Stated exercise :: Check each line of the material below for "tonnes", then copy the ones that contain it.

+ + + +

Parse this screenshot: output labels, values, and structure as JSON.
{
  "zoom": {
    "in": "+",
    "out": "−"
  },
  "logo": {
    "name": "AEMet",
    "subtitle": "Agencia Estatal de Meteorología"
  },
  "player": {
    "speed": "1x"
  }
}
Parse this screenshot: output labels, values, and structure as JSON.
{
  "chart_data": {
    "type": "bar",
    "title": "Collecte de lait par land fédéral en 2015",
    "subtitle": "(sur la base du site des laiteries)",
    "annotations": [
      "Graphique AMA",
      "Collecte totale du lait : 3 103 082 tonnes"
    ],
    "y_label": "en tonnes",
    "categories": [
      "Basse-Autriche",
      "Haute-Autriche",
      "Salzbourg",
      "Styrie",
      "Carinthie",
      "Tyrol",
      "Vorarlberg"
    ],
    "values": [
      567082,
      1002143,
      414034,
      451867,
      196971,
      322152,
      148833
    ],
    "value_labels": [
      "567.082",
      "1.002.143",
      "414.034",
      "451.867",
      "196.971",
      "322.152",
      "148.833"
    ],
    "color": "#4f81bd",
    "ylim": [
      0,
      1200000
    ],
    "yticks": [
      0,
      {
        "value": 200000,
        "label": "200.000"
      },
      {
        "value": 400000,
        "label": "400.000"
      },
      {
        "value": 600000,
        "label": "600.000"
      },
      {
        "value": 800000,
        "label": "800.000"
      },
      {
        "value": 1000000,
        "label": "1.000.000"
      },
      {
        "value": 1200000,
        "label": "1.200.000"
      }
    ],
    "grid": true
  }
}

+ + + +

Output of the task ::
      "Collecte totale du lait : 3 103 082 tonnes"
    "y_label": "en tonnes",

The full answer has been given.